◆ WRITTEN INSTRUCTION: Collect all lines below with the string "JSON".

——————

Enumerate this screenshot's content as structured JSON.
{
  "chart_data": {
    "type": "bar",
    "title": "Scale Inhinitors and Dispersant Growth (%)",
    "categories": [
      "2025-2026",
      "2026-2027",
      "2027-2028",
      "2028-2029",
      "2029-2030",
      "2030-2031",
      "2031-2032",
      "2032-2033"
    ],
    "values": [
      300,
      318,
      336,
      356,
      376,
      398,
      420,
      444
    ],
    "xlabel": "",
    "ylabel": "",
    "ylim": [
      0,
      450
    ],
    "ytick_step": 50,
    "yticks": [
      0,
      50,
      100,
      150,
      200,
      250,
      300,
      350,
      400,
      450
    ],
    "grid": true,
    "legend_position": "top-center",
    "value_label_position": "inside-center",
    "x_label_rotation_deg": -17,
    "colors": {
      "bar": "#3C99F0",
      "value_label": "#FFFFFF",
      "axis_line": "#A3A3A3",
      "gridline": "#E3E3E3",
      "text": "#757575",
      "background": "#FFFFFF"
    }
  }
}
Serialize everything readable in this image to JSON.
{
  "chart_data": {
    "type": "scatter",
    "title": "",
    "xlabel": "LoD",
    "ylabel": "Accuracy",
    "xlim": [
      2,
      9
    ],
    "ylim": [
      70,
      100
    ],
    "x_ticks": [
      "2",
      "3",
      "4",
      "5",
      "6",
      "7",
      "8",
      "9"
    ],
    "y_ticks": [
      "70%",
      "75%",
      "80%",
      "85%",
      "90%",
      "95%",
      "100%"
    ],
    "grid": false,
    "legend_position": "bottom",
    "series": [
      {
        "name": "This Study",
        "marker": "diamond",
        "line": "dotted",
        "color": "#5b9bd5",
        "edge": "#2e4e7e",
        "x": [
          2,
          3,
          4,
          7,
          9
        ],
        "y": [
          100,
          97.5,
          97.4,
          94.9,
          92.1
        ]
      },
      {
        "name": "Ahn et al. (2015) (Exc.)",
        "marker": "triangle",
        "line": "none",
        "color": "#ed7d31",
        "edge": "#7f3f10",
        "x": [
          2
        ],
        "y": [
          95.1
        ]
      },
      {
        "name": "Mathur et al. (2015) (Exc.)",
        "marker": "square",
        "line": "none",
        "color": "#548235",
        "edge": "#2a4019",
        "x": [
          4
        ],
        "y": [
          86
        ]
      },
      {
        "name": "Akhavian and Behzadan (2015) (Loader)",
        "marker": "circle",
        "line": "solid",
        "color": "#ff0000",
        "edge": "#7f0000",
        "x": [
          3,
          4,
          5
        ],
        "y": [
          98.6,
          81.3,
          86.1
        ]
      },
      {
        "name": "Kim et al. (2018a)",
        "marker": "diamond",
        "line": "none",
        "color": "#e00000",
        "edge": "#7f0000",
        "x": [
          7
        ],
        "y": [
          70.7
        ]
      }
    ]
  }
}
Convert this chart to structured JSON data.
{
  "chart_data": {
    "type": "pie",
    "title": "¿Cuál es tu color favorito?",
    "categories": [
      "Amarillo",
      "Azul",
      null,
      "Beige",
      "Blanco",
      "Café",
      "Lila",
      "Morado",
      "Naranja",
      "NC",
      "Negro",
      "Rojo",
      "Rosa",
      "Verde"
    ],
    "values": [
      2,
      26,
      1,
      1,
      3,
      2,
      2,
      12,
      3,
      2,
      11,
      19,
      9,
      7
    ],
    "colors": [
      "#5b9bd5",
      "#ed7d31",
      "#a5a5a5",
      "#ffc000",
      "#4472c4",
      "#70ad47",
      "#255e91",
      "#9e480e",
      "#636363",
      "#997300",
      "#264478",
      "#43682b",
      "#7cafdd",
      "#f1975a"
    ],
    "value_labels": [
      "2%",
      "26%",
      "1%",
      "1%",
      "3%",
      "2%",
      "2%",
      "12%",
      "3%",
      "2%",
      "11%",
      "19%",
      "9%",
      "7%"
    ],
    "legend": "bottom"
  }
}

——————

◆ SOLUTION TO THE PROBLEM:
Enumerate this screenshot's content as structured JSON.
Serialize everything readable in this image to JSON.
Convert this chart to structured JSON data.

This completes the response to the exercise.